### OBJECTIVE
Word for word, print each line of the listing below; pictures stay out.

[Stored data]
────────────────────────────────────────
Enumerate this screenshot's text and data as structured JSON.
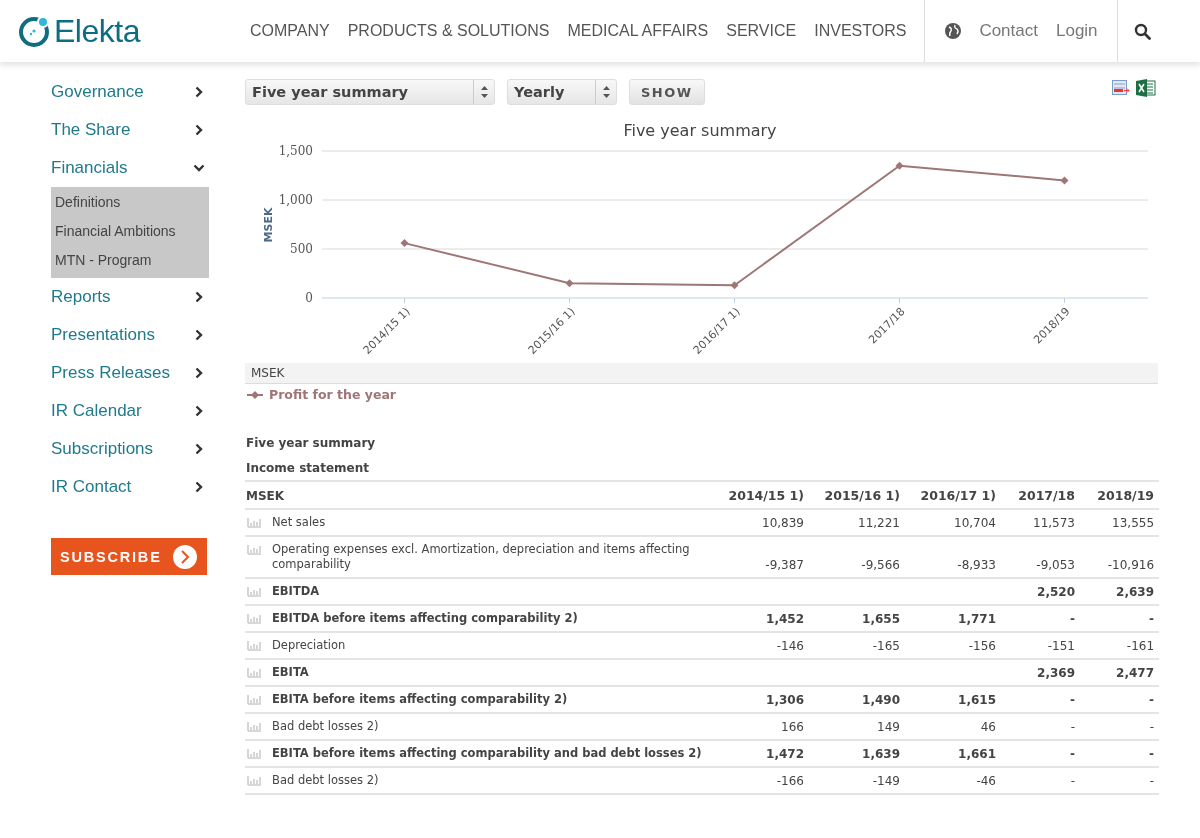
{
  "header": {
    "logo": "Elekta",
    "nav": [
      "COMPANY",
      "PRODUCTS & SOLUTIONS",
      "MEDICAL AFFAIRS",
      "SERVICE",
      "INVESTORS"
    ],
    "contact": "Contact",
    "login": "Login"
  },
  "sidebar": {
    "items": [
      {
        "label": "Governance",
        "expanded": false
      },
      {
        "label": "The Share",
        "expanded": false
      },
      {
        "label": "Financials",
        "expanded": true,
        "children": [
          "Definitions",
          "Financial Ambitions",
          "MTN - Program"
        ]
      },
      {
        "label": "Reports",
        "expanded": false
      },
      {
        "label": "Presentations",
        "expanded": false
      },
      {
        "label": "Press Releases",
        "expanded": false
      },
      {
        "label": "IR Calendar",
        "expanded": false
      },
      {
        "label": "Subscriptions",
        "expanded": false
      },
      {
        "label": "IR Contact",
        "expanded": false
      }
    ],
    "subscribe": "SUBSCRIBE"
  },
  "controls": {
    "report": "Five year summary",
    "period": "Yearly",
    "show": "SHOW"
  },
  "chart": {
    "chart_data": {
      "type": "line",
      "title": "Five year summary",
      "ylabel": "MSEK",
      "categories": [
        "2014/15 1)",
        "2015/16 1)",
        "2016/17 1)",
        "2017/18",
        "2018/19"
      ],
      "series": [
        {
          "name": "Profit for the year",
          "color": "#9e7676",
          "marker": "diamond",
          "values": [
            560,
            150,
            130,
            1350,
            1200
          ]
        }
      ],
      "ylim": [
        0,
        1500
      ],
      "yticks": [
        {
          "value": 0,
          "label": "0"
        },
        {
          "value": 500,
          "label": "500"
        },
        {
          "value": 1000,
          "label": "1,000"
        },
        {
          "value": 1500,
          "label": "1,500"
        }
      ]
    },
    "legend_header": "MSEK"
  },
  "table": {
    "title": "Five year summary",
    "section": "Income statement",
    "columns": [
      "MSEK",
      "2014/15 1)",
      "2015/16 1)",
      "2016/17 1)",
      "2017/18",
      "2018/19"
    ],
    "rows": [
      {
        "label": "Net sales",
        "bold": false,
        "values": {
          "c1": "10,839",
          "c2": "11,221",
          "c3": "10,704",
          "c4": "11,573",
          "c5": "13,555"
        }
      },
      {
        "label": "Operating expenses excl. Amortization, depreciation and items affecting comparability",
        "bold": false,
        "values": {
          "c1": "-9,387",
          "c2": "-9,566",
          "c3": "-8,933",
          "c4": "-9,053",
          "c5": "-10,916"
        }
      },
      {
        "label": "EBITDA",
        "bold": true,
        "values": {
          "c4": "2,520",
          "c5": "2,639"
        }
      },
      {
        "label": "EBITDA before items affecting comparability 2)",
        "bold": true,
        "values": {
          "c1": "1,452",
          "c2": "1,655",
          "c3": "1,771",
          "c4": "-",
          "c5": "-"
        }
      },
      {
        "label": "Depreciation",
        "bold": false,
        "values": {
          "c1": "-146",
          "c2": "-165",
          "c3": "-156",
          "c4": "-151",
          "c5": "-161"
        }
      },
      {
        "label": "EBITA",
        "bold": true,
        "values": {
          "c4": "2,369",
          "c5": "2,477"
        }
      },
      {
        "label": "EBITA before items affecting comparability 2)",
        "bold": true,
        "values": {
          "c1": "1,306",
          "c2": "1,490",
          "c3": "1,615",
          "c4": "-",
          "c5": "-"
        }
      },
      {
        "label": "Bad debt losses 2)",
        "bold": false,
        "values": {
          "c1": "166",
          "c2": "149",
          "c3": "46",
          "c4": "-",
          "c5": "-"
        }
      },
      {
        "label": "EBITA before items affecting comparability and bad debt losses 2)",
        "bold": true,
        "values": {
          "c1": "1,472",
          "c2": "1,639",
          "c3": "1,661",
          "c4": "-",
          "c5": "-"
        }
      },
      {
        "label": "Bad debt losses 2)",
        "bold": false,
        "values": {
          "c1": "-166",
          "c2": "-149",
          "c3": "-46",
          "c4": "-",
          "c5": "-"
        }
      }
    ]
  }
}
────────────────────────────────────────
### ANSWER FOR THE TASK
Enumerate this screenshot's text and data as structured JSON.
{
  "header": {
    "logo": "Elekta",
    "nav": [
      "COMPANY",
      "PRODUCTS & SOLUTIONS",
      "MEDICAL AFFAIRS",
      "SERVICE",
      "INVESTORS"
    ],
    "contact": "Contact",
    "login": "Login"
  },
  "sidebar": {
    "items": [
      {
        "label": "Governance",
        "expanded": false
      },
      {
        "label": "The Share",
        "expanded": false
      },
      {
        "label": "Financials",
        "expanded": true,
        "children": [
          "Definitions",
          "Financial Ambitions",
          "MTN - Program"
        ]
      },
      {
        "label": "Reports",
        "expanded": false
      },
      {
        "label": "Presentations",
        "expanded": false
      },
      {
        "label": "Press Releases",
        "expanded": false
      },
      {
        "label": "IR Calendar",
        "expanded": false
      },
      {
        "label": "Subscriptions",
        "expanded": false
      },
      {
        "label": "IR Contact",
        "expanded": false
      }
    ],
    "subscribe": "SUBSCRIBE"
  },
  "controls": {
    "report": "Five year summary",
    "period": "Yearly",
    "show": "SHOW"
  },
  "chart": {
    "chart_data": {
      "type": "line",
      "title": "Five year summary",
      "ylabel": "MSEK",
      "categories": [
        "2014/15 1)",
        "2015/16 1)",
        "2016/17 1)",
        "2017/18",
        "2018/19"
      ],
      "series": [
        {
          "name": "Profit for the year",
          "color": "#9e7676",
          "marker": "diamond",
          "values": [
            560,
            150,
            130,
            1350,
            1200
          ]
        }
      ],
      "ylim": [
        0,
        1500
      ],
      "yticks": [
        {
          "value": 0,
          "label": "0"
        },
        {
          "value": 500,
          "label": "500"
        },
        {
          "value": 1000,
          "label": "1,000"
        },
        {
          "value": 1500,
          "label": "1,500"
        }
      ]
    },
    "legend_header": "MSEK"
  },
  "table": {
    "title": "Five year summary",
    "section": "Income statement",
    "columns": [
      "MSEK",
      "2014/15 1)",
      "2015/16 1)",
      "2016/17 1)",
      "2017/18",
      "2018/19"
    ],
    "rows": [
      {
        "label": "Net sales",
        "bold": false,
        "values": {
          "c1": "10,839",
          "c2": "11,221",
          "c3": "10,704",
          "c4": "11,573",
          "c5": "13,555"
        }
      },
      {
        "label": "Operating expenses excl. Amortization, depreciation and items affecting comparability",
        "bold": false,
        "values": {
          "c1": "-9,387",
          "c2": "-9,566",
          "c3": "-8,933",
          "c4": "-9,053",
          "c5": "-10,916"
        }
      },
      {
        "label": "EBITDA",
        "bold": true,
        "values": {
          "c4": "2,520",
          "c5": "2,639"
        }
      },
      {
        "label": "EBITDA before items affecting comparability 2)",
        "bold": true,
        "values": {
          "c1": "1,452",
          "c2": "1,655",
          "c3": "1,771",
          "c4": "-",
          "c5": "-"
        }
      },
      {
        "label": "Depreciation",
        "bold": false,
        "values": {
          "c1": "-146",
          "c2": "-165",
          "c3": "-156",
          "c4": "-151",
          "c5": "-161"
        }
      },
      {
        "label": "EBITA",
        "bold": true,
        "values": {
          "c4": "2,369",
          "c5": "2,477"
        }
      },
      {
        "label": "EBITA before items affecting comparability 2)",
        "bold": true,
        "values": {
          "c1": "1,306",
          "c2": "1,490",
          "c3": "1,615",
          "c4": "-",
          "c5": "-"
        }
      },
      {
        "label": "Bad debt losses 2)",
        "bold": false,
        "values": {
          "c1": "166",
          "c2": "149",
          "c3": "46",
          "c4": "-",
          "c5": "-"
        }
      },
      {
        "label": "EBITA before items affecting comparability and bad debt losses 2)",
        "bold": true,
        "values": {
          "c1": "1,472",
          "c2": "1,639",
          "c3": "1,661",
          "c4": "-",
          "c5": "-"
        }
      },
      {
        "label": "Bad debt losses 2)",
        "bold": false,
        "values": {
          "c1": "-166",
          "c2": "-149",
          "c3": "-46",
          "c4": "-",
          "c5": "-"
        }
      }
    ]
  }
}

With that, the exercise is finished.